What the task requires: Check each line of the records below for the word "Внеоборотные" and copy those where it appears.

Dataset records:
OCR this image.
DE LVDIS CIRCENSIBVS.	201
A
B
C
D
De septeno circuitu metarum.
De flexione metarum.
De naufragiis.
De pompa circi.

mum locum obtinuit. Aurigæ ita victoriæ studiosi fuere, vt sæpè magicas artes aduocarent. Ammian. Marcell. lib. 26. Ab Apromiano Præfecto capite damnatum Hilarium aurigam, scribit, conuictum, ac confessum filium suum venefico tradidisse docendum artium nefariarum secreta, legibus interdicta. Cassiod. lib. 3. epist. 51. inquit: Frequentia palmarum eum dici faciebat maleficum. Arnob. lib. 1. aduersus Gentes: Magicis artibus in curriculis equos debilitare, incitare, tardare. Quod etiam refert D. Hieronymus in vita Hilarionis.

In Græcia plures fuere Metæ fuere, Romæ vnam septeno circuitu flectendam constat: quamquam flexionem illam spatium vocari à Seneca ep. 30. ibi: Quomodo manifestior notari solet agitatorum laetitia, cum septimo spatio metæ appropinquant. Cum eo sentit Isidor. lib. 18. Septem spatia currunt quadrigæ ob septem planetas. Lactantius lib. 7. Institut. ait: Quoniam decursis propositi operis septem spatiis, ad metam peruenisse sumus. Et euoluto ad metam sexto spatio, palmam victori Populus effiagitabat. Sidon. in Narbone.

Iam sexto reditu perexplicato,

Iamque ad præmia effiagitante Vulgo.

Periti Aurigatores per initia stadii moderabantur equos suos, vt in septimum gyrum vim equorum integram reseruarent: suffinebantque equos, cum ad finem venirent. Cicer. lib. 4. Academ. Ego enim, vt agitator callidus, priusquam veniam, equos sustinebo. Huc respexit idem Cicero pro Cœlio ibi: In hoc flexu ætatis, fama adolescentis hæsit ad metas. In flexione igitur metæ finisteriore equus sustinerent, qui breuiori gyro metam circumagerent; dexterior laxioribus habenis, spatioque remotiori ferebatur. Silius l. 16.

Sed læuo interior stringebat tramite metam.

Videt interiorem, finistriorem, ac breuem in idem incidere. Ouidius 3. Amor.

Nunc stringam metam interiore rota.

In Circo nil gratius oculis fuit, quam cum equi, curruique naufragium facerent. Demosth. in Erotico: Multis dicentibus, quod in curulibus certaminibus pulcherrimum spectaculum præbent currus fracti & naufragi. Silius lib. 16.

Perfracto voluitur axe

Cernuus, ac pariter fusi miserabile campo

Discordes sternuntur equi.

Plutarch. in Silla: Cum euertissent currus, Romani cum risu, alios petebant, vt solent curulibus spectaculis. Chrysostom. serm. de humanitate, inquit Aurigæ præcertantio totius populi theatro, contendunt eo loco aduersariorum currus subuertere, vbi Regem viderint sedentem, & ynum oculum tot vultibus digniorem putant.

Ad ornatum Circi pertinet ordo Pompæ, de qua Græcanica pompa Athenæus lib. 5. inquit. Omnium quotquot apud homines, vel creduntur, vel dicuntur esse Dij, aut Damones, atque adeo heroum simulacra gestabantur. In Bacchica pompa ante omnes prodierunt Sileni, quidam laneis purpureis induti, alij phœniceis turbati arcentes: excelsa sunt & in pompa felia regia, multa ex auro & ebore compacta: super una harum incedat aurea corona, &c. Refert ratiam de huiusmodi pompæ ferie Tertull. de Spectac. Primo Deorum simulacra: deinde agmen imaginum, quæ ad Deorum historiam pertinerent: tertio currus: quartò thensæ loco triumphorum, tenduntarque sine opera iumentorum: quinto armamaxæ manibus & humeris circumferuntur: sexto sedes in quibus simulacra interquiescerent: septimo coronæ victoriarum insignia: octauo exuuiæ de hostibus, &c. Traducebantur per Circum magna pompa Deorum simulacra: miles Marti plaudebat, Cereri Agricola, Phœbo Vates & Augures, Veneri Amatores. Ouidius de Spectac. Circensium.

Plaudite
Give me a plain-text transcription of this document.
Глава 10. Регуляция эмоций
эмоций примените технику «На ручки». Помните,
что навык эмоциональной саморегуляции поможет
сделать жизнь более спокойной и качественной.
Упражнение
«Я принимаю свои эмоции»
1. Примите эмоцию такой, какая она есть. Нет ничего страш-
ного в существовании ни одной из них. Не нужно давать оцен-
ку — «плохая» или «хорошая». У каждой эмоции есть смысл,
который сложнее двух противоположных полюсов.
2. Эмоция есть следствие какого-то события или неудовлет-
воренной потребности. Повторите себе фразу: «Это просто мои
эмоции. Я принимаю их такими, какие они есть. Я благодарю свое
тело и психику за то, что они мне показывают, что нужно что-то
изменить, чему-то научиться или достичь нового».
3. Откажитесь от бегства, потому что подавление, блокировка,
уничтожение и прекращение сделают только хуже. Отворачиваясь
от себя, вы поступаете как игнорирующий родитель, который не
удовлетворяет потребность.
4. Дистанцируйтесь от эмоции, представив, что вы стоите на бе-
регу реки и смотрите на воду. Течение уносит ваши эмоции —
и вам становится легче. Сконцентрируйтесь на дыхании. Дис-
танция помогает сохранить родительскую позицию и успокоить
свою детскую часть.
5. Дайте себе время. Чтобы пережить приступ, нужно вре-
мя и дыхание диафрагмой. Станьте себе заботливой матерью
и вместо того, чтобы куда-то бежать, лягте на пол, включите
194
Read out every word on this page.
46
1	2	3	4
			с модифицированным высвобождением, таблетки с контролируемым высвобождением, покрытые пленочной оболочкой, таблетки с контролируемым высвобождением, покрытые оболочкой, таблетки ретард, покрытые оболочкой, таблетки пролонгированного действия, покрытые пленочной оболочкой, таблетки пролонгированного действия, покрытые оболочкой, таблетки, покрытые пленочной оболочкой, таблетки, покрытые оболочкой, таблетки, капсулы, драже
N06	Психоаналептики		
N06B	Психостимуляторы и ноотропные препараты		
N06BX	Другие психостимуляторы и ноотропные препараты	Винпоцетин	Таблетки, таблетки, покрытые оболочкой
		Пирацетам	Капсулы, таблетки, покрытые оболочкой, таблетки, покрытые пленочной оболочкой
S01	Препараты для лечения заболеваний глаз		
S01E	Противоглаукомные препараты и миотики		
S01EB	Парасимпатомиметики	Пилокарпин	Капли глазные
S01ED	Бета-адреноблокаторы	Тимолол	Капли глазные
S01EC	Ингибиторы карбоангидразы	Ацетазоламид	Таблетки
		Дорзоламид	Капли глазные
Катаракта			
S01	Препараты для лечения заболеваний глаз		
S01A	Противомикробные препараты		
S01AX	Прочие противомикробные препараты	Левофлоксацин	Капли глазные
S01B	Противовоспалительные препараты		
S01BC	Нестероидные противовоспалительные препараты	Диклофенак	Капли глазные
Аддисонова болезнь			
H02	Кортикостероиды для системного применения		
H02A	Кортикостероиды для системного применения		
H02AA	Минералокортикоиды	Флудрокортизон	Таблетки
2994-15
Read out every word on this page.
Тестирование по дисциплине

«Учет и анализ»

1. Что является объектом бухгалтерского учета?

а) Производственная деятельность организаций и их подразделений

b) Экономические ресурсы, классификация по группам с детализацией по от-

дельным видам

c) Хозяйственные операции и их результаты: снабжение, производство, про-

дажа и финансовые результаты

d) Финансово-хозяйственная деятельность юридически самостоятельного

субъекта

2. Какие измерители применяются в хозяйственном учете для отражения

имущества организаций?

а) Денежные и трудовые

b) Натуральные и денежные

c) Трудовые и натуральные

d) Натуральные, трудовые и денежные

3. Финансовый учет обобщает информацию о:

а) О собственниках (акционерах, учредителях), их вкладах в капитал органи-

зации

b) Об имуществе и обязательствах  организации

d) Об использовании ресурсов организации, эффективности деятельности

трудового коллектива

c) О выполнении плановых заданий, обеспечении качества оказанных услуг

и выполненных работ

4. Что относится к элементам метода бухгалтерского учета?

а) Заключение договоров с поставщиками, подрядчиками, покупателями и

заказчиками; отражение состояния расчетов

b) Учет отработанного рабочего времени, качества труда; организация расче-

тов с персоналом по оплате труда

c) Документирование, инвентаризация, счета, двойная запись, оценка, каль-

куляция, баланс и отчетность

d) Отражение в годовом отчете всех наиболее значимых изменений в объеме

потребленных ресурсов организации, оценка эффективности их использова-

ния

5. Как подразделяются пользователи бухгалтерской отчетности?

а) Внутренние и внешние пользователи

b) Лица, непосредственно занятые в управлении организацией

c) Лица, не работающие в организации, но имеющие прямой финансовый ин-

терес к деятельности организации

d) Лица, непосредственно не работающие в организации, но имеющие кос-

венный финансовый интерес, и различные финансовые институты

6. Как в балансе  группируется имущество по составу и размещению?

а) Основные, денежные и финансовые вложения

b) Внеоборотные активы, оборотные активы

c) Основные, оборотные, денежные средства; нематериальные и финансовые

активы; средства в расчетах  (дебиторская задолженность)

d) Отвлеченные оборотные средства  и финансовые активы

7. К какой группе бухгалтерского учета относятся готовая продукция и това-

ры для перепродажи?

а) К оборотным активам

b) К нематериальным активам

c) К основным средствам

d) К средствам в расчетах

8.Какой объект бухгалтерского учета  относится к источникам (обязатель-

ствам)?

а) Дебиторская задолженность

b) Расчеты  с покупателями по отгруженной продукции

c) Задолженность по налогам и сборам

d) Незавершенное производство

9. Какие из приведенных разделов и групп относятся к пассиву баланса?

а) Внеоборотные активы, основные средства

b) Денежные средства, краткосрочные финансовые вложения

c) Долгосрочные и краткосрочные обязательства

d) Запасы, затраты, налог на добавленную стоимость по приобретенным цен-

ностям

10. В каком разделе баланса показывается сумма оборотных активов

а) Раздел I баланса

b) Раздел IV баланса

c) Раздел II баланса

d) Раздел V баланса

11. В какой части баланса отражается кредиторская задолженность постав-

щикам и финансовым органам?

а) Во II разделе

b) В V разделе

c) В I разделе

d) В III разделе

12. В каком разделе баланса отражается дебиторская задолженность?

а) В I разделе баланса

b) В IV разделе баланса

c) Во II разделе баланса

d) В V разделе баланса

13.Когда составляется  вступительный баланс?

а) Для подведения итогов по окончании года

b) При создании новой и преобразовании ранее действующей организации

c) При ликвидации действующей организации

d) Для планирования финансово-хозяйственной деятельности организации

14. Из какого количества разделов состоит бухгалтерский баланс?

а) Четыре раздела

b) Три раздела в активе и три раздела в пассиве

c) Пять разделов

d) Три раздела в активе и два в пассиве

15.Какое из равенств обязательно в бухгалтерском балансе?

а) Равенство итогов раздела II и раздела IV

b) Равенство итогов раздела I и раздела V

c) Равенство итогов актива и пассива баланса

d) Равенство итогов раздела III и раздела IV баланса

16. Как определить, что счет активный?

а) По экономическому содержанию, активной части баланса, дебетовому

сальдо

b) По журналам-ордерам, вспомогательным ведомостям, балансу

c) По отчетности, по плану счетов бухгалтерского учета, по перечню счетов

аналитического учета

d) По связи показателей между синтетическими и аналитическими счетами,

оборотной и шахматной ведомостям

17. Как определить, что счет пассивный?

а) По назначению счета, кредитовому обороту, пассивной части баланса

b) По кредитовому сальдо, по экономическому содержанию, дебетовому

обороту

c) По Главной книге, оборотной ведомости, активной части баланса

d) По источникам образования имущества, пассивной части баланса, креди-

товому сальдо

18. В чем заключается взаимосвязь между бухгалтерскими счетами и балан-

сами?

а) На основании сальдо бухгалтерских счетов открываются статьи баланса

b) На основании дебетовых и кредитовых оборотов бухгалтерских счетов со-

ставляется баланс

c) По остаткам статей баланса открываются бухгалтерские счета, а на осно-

Complete answer:
b) Внеоборотные активы, оборотные активы
а) Внеоборотные активы, основные средства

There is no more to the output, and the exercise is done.